Case ID: nys_55/html/0592-01.html
Source: Caselaw Access Project
Author: {"author": "MADDOX, J.", "license": "Public Domain", "url": "https://static.case.law/"}
Date Created: 2024-08-24T03:29:51.129683

(25 Misc. Rep. 363.)
    NATIONAL CASH-REGISTER CO. v. FERGUSON.
    (Supreme Court, Trial Term, Westchester County.
    November, 1898.)
    1. Conditional Sales—Contract—Construction—Payment.
    By a conditional sale contract, defendant agreed to pay 'plaintiff “$325 in U. S. gold coin, or its equivalent, viz. $25 cash on delivery, and notes, $25 each, for the balance, payable monthly,” title not to pass “until the same is paid for in full.” Held, that payment under the contract was not completed by the cash payment and delivery of the notes.
    2. Same—Default—Remedies of Seller—Replevin.
    Where a contract of conditional sale provides that the seller may repossess himself of the property in default of any payment, he may replevy the property, on such default, without a return or tender, at the time of the demand, of the unpaid notes given for the price.
    3. Same—Election of Remedies.
    Where property was conditionally sold to a partnership, and by It transferred to a corporation of the same name, without the seller’s consent, the bringing of a suit against the corporation for the price, in the mistaken belief that the corporation was the vendee, is not such an election by the seller as will defeat his action of replevin for the property against the real vendee.
    4. Same—Resale by Vendee—Validity.
    The vendee of personal property, under a contract by which title remains in the seller until payment of the price, cannot pass title by sale without the seller’s consent.
    Replevin by the National Cash-Register Company against George D. Ferguson for a cash register delivered by plaintiff to defendant under a conditional sale contract. At the close of the trial each ■party moved for the direction of a verdict. Judgment for plaintiff', with costs.
    Perkins & Butler, for plaintiff.
    Roger M. Sherman, for defendant.'
   MADDOX, J.

> Task A
Decide whether each statement agrees with the court opinion, and support each yes or no with the deciding words quoted from it. (i) The case was heard in the Supreme Court, Trial Term, in Westchester County. (ii) The contract called for $50 in cash on delivery. (iii) Roger M. Sherman appeared for the plaintiff.
The court opinion above and the rows that follow are unrelated to each other.

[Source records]
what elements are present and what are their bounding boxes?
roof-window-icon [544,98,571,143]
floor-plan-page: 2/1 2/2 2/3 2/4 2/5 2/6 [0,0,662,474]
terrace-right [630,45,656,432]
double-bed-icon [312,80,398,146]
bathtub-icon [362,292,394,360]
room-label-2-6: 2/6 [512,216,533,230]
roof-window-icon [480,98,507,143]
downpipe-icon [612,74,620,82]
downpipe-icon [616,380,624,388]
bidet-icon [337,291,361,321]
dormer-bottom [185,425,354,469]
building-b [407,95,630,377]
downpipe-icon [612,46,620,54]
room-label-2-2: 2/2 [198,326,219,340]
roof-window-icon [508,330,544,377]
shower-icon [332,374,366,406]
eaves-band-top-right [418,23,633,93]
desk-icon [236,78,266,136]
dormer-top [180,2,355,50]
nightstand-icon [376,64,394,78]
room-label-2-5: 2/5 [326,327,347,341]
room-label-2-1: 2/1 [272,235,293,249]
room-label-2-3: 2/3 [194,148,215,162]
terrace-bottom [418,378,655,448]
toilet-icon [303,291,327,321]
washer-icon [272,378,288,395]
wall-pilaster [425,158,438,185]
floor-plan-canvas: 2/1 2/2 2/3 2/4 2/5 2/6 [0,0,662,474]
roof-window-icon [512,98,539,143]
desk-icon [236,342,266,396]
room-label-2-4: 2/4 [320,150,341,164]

> Task B
Echo the source records without any change, beginning with their first row and continuing through the row that contains "roof-window-icon [480,98,507,143]".

> Exercise output A
(i) Yes: "Supreme Court, Trial Term, Westchester County."
(ii) No: "$25 cash on delivery"
(iii) No: "Roger M. Sherman, for defendant"

> Exercise output B
what elements are present and what are their bounding boxes?
roof-window-icon [544,98,571,143]
floor-plan-page: 2/1 2/2 2/3 2/4 2/5 2/6 [0,0,662,474]
terrace-right [630,45,656,432]
double-bed-icon [312,80,398,146]
bathtub-icon [362,292,394,360]
room-label-2-6: 2/6 [512,216,533,230]
roof-window-icon [480,98,507,143]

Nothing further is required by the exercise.